:: Data lines ::
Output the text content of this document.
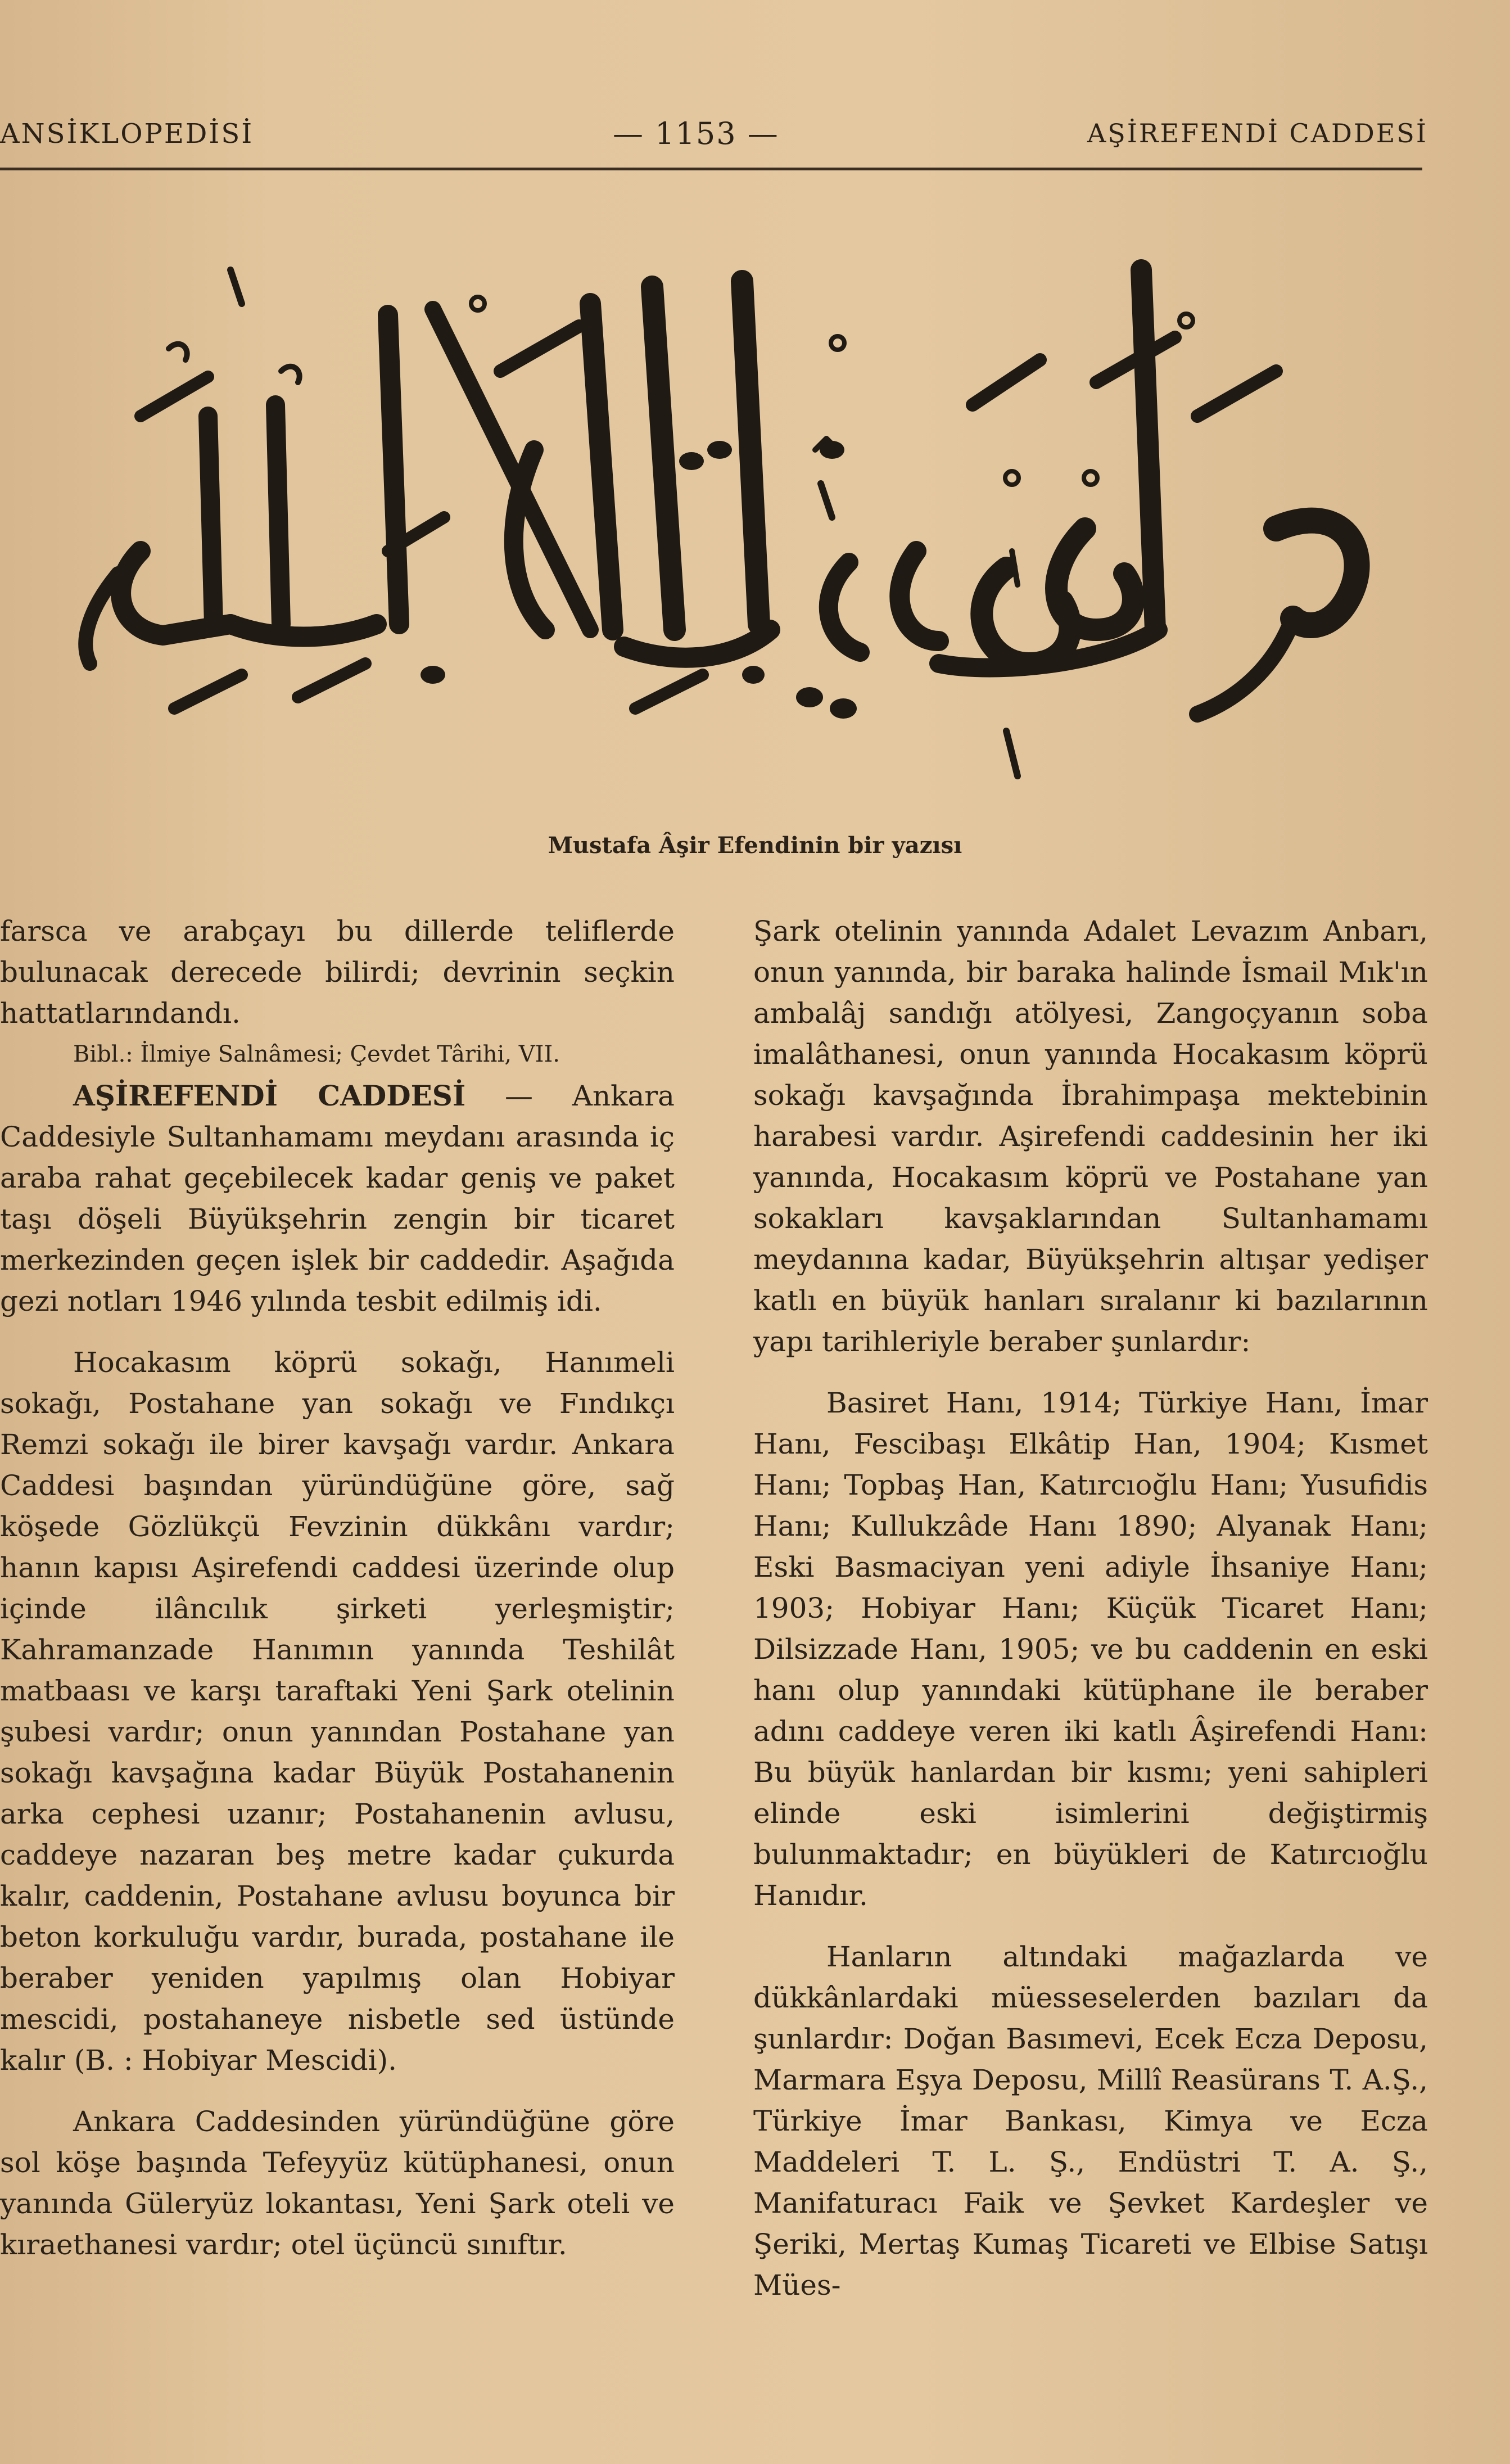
ANSİKLOPEDİSİ	— 1153 —	AŞİREFENDİ CADDESİ
Mustafa Âşir Efendinin bir yazısı

farsca ve arabçayı bu dillerde teliflerde bulunacak derecede bilirdi; devrinin seçkin hattatlarındandı.

Bibl.: İlmiye Salnâmesi; Çevdet Târihi, VII.

AŞİREFENDİ CADDESİ — Ankara Caddesiyle Sultanhamamı meydanı arasında iç araba rahat geçebilecek kadar geniş ve paket taşı döşeli Büyükşehrin zengin bir ticaret merkezinden geçen işlek bir caddedir. Aşağıda gezi notları 1946 yılında tesbit edilmiş idi.

Hocakasım köprü sokağı, Hanımeli sokağı, Postahane yan sokağı ve Fındıkçı Remzi sokağı ile birer kavşağı vardır. Ankara Caddesi başından yüründüğüne göre, sağ köşede Gözlükçü Fevzinin dükkânı vardır; hanın kapısı Aşirefendi caddesi üzerinde olup içinde ilâncılık şirketi yerleşmiştir; Kahramanzade Hanımın yanında Teshilât matbaası ve karşı taraftaki Yeni Şark otelinin şubesi vardır; onun yanından Postahane yan sokağı kavşağına kadar Büyük Postahanenin arka cephesi uzanır; Postahanenin avlusu, caddeye nazaran beş metre kadar çukurda kalır, caddenin, Postahane avlusu boyunca bir beton korkuluğu vardır, burada, postahane ile beraber yeniden yapılmış olan Hobiyar mescidi, postahaneye nisbetle sed üstünde kalır (B. : Hobiyar Mescidi).

Ankara Caddesinden yüründüğüne göre sol köşe başında Tefeyyüz kütüphanesi, onun yanında Güleryüz lokantası, Yeni Şark oteli ve kıraethanesi vardır; otel üçüncü sınıftır.

Şark otelinin yanında Adalet Levazım Anbarı, onun yanında, bir baraka halinde İsmail Mık'ın ambalâj sandığı atölyesi, Zangoçyanın soba imalâthanesi, onun yanında Hocakasım köprü sokağı kavşağında İbrahimpaşa mektebinin harabesi vardır. Aşirefendi caddesinin her iki yanında, Hocakasım köprü ve Postahane yan sokakları kavşaklarından Sultanhamamı meydanına kadar, Büyükşehrin altışar yedişer katlı en büyük hanları sıralanır ki bazılarının yapı tarihleriyle beraber şunlardır:

Basiret Hanı, 1914; Türkiye Hanı, İmar Hanı, Fescibaşı Elkâtip Han, 1904; Kısmet Hanı; Topbaş Han, Katırcıoğlu Hanı; Yusufidis Hanı; Kullukzâde Hanı 1890; Alyanak Hanı; Eski Basmaciyan yeni adiyle İhsaniye Hanı; 1903; Hobiyar Hanı; Küçük Ticaret Hanı; Dilsizzade Hanı, 1905; ve bu caddenin en eski hanı olup yanındaki kütüphane ile beraber adını caddeye veren iki katlı Âşirefendi Hanı: Bu büyük hanlardan bir kısmı; yeni sahipleri elinde eski isimlerini değiştirmiş bulunmaktadır; en büyükleri de Katırcıoğlu Hanıdır.

Hanların altındaki mağazlarda ve dükkânlardaki müesseselerden bazıları da şunlardır: Doğan Basımevi, Ecek Ecza Deposu, Marmara Eşya Deposu, Millî Reasürans T. A.Ş., Türkiye İmar Bankası, Kimya ve Ecza Maddeleri T. L. Ş., Endüstri T. A. Ş., Manifaturacı Faik ve Şevket Kardeşler ve Şeriki, Mertaş Kumaş Ticareti ve Elbise Satışı Mües-
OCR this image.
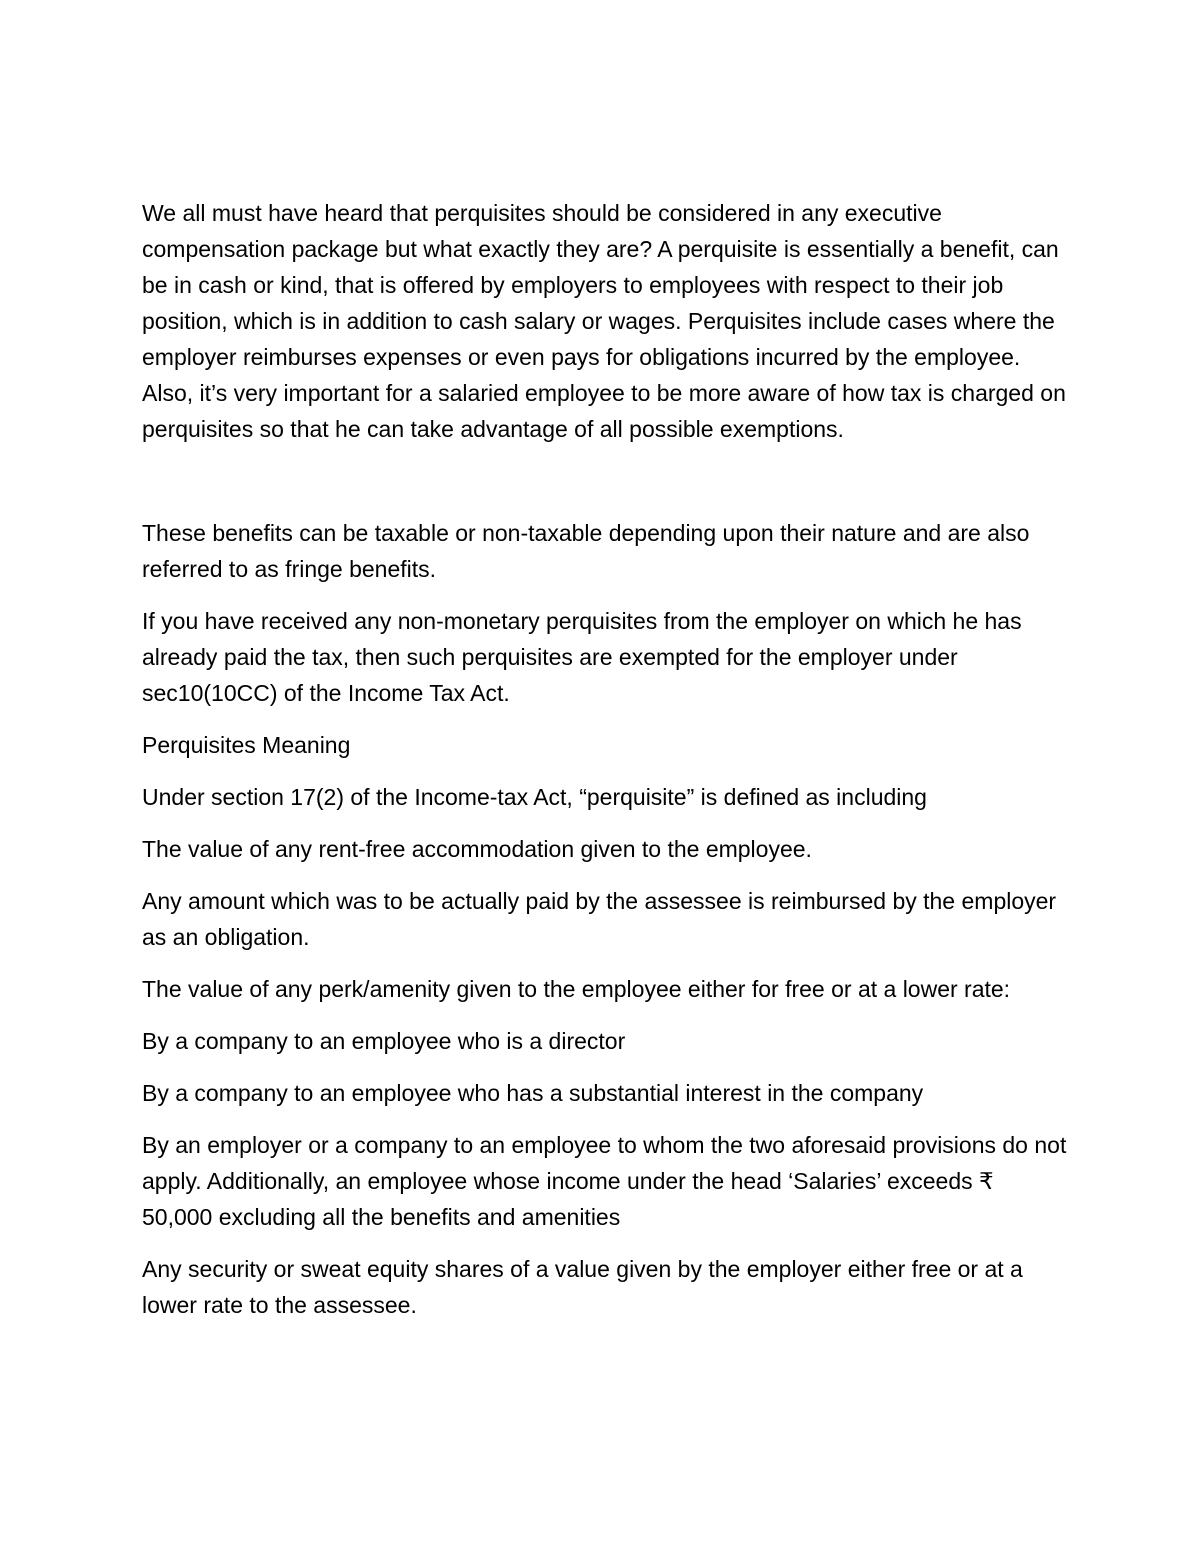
We all must have heard that perquisites should be considered in any executive compensation package but what exactly they are? A perquisite is essentially a benefit, can be in cash or kind, that is offered by employers to employees with respect to their job position, which is in addition to cash salary or wages. Perquisites include cases where the employer reimburses expenses or even pays for obligations incurred by the employee. Also, it’s very important for a salaried employee to be more aware of how tax is charged on perquisites so that he can take advantage of all possible exemptions.

These benefits can be taxable or non-taxable depending upon their nature and are also referred to as fringe benefits.

If you have received any non-monetary perquisites from the employer on which he has already paid the tax, then such perquisites are exempted for the employer under sec10(10CC) of the Income Tax Act.

Perquisites Meaning

Under section 17(2) of the Income-tax Act, “perquisite” is defined as including

The value of any rent-free accommodation given to the employee.

Any amount which was to be actually paid by the assessee is reimbursed by the employer as an obligation.

The value of any perk/amenity given to the employee either for free or at a lower rate:

By a company to an employee who is a director

By a company to an employee who has a substantial interest in the company

By an employer or a company to an employee to whom the two aforesaid provisions do not apply. Additionally, an employee whose income under the head ‘Salaries’ exceeds ₹ 50,000 excluding all the benefits and amenities

Any security or sweat equity shares of a value given by the employer either free or at a lower rate to the assessee.
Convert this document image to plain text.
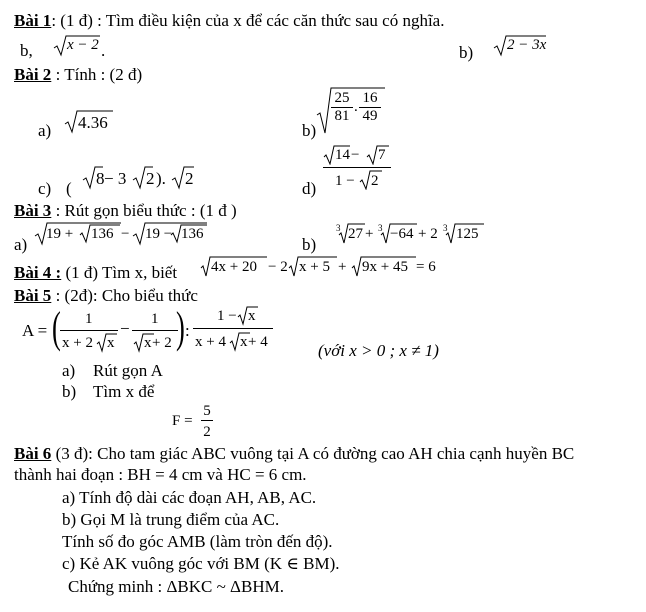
Bài 1: (1 đ) : Tìm điều kiện của x để các căn thức sau có nghĩa.
b, x − 2 .	b) 2 − 3x
Bài 2 : Tính : (2 đ)
a) 4.36	b)
$\frac{25}{81}$ . $\frac{16}{49}$
c) (
8 − 3 2 ). 2
d)
14 − 7
1 − 2
Bài 3 : Rút gọn biểu thức : (1 đ )
a)
19 + 136 − 19 − 136
b)
3 27 + 3 −64 + 2 3 125
Bài 4 : (1 đ) Tìm x, biết 4x + 20 − 2 x + 5 + 9x + 45 = 6
Bài 5 : (2đ): Cho biểu thức
A = (	)
1
x + 2 x
− 1
x + 2
:
1 − x
x + 4 x + 4	(với x > 0 ; x ≠ 1)
a) Rút gọn A
b) Tìm x để
$F = \frac{5}{2}$
Bài 6 (3 đ): Cho tam giác ABC vuông tại A có đường cao AH chia cạnh huyền BC
thành hai đoạn : BH = 4 cm và HC = 6 cm.
a) Tính độ dài các đoạn AH, AB, AC.
b) Gọi M là trung điểm của AC.
Tính số đo góc AMB (làm tròn đến độ).
c) Kẻ AK vuông góc với BM (K ∈ BM).
Chứng minh : ΔBKC ~ ΔBHM.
:::
Short problem: Report the number of lines that include the string "have"; return nothing but the count.

Final answer: 2